• [Exercise material]:

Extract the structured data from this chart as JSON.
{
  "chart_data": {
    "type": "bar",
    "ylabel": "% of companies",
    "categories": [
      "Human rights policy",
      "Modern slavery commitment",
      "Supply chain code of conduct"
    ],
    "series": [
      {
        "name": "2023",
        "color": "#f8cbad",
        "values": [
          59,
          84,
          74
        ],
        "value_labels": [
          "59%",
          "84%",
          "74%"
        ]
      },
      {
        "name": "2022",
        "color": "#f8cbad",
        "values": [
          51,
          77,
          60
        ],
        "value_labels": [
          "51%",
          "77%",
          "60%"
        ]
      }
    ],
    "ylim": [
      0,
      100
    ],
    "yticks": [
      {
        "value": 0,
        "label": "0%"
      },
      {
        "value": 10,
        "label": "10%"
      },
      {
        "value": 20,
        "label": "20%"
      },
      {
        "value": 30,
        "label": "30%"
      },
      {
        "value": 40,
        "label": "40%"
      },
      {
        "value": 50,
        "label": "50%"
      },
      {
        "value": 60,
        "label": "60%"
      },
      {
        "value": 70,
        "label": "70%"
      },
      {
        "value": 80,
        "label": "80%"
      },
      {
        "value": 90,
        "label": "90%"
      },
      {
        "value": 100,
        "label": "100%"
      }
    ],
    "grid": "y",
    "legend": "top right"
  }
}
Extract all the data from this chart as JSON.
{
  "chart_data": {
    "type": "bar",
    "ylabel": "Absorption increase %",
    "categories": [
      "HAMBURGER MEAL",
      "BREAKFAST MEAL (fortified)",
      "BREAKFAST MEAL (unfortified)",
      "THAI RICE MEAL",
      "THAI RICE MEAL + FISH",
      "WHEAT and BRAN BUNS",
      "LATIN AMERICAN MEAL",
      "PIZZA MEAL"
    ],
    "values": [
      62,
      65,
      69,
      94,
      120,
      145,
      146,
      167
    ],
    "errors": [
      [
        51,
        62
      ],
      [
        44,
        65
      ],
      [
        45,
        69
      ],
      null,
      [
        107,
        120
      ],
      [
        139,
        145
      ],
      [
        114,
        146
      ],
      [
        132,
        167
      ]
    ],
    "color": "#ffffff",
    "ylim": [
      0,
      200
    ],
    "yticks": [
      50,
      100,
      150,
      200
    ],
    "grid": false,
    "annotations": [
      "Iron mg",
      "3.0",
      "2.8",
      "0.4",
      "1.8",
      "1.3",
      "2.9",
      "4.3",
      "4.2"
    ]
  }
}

• [Given exercise]:
Output the listing above word for word.

• [Finished task]:
Extract the structured data from this chart as JSON.
{
  "chart_data": {
    "type": "bar",
    "ylabel": "% of companies",
    "categories": [
      "Human rights policy",
      "Modern slavery commitment",
      "Supply chain code of conduct"
    ],
    "series": [
      {
        "name": "2023",
        "color": "#f8cbad",
        "values": [
          59,
          84,
          74
        ],
        "value_labels": [
          "59%",
          "84%",
          "74%"
        ]
      },
      {
        "name": "2022",
        "color": "#f8cbad",
        "values": [
          51,
          77,
          60
        ],
        "value_labels": [
          "51%",
          "77%",
          "60%"
        ]
      }
    ],
    "ylim": [
      0,
      100
    ],
    "yticks": [
      {
        "value": 0,
        "label": "0%"
      },
      {
        "value": 10,
        "label": "10%"
      },
      {
        "value": 20,
        "label": "20%"
      },
      {
        "value": 30,
        "label": "30%"
      },
      {
        "value": 40,
        "label": "40%"
      },
      {
        "value": 50,
        "label": "50%"
      },
      {
        "value": 60,
        "label": "60%"
      },
      {
        "value": 70,
        "label": "70%"
      },
      {
        "value": 80,
        "label": "80%"
      },
      {
        "value": 90,
        "label": "90%"
      },
      {
        "value": 100,
        "label": "100%"
      }
    ],
    "grid": "y",
    "legend": "top right"
  }
}
Extract all the data from this chart as JSON.
{
  "chart_data": {
    "type": "bar",
    "ylabel": "Absorption increase %",
    "categories": [
      "HAMBURGER MEAL",
      "BREAKFAST MEAL (fortified)",
      "BREAKFAST MEAL (unfortified)",
      "THAI RICE MEAL",
      "THAI RICE MEAL + FISH",
      "WHEAT and BRAN BUNS",
      "LATIN AMERICAN MEAL",
      "PIZZA MEAL"
    ],
    "values": [
      62,
      65,
      69,
      94,
      120,
      145,
      146,
      167
    ],
    "errors": [
      [
        51,
        62
      ],
      [
        44,
        65
      ],
      [
        45,
        69
      ],
      null,
      [
        107,
        120
      ],
      [
        139,
        145
      ],
      [
        114,
        146
      ],
      [
        132,
        167
      ]
    ],
    "color": "#ffffff",
    "ylim": [
      0,
      200
    ],
    "yticks": [
      50,
      100,
      150,
      200
    ],
    "grid": false,
    "annotations": [
      "Iron mg",
      "3.0",
      "2.8",
      "0.4",
      "1.8",
      "1.3",
      "2.9",
      "4.3",
      "4.2"
    ]
  }
}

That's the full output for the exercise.